WHAT IS BEING ASKED: Each line that holds the word "title" should be returned.

Records from a data source
>> BEGIN

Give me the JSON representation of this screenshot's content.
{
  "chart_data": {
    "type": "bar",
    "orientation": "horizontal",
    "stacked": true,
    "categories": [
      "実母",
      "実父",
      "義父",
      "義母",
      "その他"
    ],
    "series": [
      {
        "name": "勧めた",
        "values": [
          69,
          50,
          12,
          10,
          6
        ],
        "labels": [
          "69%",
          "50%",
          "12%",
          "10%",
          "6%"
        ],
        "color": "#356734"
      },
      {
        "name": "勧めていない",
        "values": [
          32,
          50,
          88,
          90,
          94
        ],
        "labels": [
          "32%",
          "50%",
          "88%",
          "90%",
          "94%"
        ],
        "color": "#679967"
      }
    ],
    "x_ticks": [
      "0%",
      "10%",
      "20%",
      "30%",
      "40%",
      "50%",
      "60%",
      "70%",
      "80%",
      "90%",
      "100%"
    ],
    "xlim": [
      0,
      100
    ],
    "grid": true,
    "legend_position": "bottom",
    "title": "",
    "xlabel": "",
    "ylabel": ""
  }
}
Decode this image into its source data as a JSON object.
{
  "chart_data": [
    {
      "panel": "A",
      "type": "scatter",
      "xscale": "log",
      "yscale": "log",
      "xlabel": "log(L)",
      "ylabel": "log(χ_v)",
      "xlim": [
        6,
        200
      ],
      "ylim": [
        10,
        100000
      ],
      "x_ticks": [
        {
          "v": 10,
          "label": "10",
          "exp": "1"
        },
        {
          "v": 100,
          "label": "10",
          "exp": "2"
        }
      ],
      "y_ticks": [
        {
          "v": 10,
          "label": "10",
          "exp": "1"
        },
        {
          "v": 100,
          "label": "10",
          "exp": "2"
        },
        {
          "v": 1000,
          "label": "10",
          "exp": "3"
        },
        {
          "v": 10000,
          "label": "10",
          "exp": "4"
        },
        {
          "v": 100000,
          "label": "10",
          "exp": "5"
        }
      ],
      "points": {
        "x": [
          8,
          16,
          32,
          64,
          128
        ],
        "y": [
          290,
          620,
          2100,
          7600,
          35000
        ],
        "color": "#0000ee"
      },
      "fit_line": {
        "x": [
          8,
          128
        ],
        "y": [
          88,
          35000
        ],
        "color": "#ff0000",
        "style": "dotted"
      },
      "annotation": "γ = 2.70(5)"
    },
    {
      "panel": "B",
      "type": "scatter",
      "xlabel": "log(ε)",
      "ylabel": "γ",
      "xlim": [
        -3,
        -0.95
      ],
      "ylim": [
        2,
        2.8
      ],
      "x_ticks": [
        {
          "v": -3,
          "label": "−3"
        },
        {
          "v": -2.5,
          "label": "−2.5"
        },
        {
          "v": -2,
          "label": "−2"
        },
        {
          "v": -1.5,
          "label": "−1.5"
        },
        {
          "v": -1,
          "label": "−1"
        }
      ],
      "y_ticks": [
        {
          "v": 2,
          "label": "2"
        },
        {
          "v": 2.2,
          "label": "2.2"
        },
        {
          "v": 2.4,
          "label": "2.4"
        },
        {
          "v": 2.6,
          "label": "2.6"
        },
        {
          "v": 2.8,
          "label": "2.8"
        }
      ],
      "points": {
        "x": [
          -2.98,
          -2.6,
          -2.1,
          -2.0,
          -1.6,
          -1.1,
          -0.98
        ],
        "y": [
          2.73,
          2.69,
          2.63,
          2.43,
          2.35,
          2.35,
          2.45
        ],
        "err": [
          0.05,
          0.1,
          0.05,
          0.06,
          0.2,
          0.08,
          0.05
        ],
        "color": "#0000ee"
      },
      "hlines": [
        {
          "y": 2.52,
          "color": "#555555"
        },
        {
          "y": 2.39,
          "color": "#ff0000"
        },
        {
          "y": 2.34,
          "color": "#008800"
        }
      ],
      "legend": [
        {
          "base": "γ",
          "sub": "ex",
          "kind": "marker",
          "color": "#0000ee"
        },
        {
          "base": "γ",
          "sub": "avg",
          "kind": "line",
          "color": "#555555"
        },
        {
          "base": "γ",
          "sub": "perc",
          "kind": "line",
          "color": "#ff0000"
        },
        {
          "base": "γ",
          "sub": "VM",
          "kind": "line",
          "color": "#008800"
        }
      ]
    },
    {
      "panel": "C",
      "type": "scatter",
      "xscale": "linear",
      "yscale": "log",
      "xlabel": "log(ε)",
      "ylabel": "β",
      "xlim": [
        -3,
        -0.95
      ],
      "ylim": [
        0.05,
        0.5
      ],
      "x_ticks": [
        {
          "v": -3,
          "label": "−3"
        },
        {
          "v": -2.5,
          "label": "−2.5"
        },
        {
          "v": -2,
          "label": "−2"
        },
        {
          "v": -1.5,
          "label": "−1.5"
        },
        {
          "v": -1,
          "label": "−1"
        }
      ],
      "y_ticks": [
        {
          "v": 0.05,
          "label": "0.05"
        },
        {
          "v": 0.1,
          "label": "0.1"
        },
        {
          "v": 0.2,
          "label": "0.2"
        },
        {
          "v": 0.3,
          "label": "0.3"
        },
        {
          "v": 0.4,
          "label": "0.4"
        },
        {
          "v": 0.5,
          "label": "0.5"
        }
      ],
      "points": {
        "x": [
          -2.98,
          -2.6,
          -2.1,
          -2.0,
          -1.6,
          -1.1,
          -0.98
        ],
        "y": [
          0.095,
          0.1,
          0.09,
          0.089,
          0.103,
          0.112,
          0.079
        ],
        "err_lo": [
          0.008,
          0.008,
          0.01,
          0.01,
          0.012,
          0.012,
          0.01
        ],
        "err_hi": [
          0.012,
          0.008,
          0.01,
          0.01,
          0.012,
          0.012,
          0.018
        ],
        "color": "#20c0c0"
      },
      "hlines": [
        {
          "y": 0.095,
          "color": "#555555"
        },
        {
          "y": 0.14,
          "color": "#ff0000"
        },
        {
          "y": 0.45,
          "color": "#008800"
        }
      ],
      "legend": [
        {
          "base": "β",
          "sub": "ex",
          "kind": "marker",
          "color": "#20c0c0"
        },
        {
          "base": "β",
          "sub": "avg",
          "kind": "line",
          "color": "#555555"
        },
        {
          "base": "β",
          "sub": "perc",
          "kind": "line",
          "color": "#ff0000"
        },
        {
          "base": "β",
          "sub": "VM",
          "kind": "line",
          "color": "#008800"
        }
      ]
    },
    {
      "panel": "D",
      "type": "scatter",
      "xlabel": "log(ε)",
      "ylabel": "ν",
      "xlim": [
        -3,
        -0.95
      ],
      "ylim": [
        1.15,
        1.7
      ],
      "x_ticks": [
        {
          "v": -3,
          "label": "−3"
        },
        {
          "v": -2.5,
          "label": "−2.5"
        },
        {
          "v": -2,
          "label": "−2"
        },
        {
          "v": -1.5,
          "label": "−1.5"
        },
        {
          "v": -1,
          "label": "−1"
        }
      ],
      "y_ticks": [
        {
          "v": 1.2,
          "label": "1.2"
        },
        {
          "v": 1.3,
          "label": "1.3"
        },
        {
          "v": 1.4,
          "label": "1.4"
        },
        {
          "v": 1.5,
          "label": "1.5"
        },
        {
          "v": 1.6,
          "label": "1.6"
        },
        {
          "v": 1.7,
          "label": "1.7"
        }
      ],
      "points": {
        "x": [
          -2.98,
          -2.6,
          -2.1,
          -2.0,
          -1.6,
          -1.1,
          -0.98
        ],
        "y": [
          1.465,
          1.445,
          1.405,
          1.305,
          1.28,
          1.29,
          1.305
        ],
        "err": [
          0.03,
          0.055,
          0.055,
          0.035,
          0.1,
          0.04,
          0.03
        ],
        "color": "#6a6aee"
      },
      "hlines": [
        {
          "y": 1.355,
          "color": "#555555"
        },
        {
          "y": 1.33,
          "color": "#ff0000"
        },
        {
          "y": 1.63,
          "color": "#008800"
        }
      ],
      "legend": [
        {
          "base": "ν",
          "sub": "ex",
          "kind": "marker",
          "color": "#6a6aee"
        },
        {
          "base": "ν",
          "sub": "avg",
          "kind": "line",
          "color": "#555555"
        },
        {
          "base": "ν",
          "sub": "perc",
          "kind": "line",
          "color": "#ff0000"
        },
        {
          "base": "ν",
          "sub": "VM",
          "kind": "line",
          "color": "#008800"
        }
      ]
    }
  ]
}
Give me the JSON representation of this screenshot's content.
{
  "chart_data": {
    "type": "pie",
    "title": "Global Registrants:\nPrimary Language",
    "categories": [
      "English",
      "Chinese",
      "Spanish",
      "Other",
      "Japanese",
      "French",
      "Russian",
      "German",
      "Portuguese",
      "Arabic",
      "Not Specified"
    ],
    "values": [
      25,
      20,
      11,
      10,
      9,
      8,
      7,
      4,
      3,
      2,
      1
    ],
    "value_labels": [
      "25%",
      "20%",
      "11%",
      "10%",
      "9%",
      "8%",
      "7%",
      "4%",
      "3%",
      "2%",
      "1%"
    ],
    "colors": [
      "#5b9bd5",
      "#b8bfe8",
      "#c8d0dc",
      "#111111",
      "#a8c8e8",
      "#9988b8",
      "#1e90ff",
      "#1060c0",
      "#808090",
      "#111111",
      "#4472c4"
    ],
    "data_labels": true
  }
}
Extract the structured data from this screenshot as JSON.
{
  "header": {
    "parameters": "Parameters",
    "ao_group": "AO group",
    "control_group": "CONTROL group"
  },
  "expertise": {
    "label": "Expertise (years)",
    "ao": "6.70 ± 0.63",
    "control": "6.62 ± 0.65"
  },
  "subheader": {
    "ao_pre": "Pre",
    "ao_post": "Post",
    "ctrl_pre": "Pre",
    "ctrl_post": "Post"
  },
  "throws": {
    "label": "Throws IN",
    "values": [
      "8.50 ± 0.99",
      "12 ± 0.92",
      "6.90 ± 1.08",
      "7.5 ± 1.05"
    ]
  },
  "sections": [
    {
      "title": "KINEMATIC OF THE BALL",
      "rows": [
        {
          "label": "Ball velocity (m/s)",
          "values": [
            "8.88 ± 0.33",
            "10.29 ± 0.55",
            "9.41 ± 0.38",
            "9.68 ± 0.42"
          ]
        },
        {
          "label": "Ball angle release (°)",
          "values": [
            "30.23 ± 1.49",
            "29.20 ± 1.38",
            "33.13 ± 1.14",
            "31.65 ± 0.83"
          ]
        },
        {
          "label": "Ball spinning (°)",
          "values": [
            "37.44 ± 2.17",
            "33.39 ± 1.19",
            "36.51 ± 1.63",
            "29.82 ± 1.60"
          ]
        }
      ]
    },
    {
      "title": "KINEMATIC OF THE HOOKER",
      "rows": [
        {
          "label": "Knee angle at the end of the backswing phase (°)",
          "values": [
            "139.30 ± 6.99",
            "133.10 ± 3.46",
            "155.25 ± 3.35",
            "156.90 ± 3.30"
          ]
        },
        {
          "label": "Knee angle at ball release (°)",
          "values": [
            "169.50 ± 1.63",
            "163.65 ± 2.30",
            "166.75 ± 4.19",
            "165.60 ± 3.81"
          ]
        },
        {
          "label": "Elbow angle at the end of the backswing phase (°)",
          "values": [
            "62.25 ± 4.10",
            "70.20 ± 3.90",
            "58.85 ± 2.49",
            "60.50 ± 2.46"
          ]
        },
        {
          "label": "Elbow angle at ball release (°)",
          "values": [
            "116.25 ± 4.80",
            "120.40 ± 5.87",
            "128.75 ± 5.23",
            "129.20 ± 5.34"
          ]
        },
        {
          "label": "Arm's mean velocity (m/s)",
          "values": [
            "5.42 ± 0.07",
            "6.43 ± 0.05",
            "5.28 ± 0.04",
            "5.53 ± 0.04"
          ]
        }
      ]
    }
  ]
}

>> END

WRITTEN ANSWER:
    "title": "",
    "title": "Global Registrants:\nPrimary Language",
      "title": "KINEMATIC OF THE BALL",
      "title": "KINEMATIC OF THE HOOKER",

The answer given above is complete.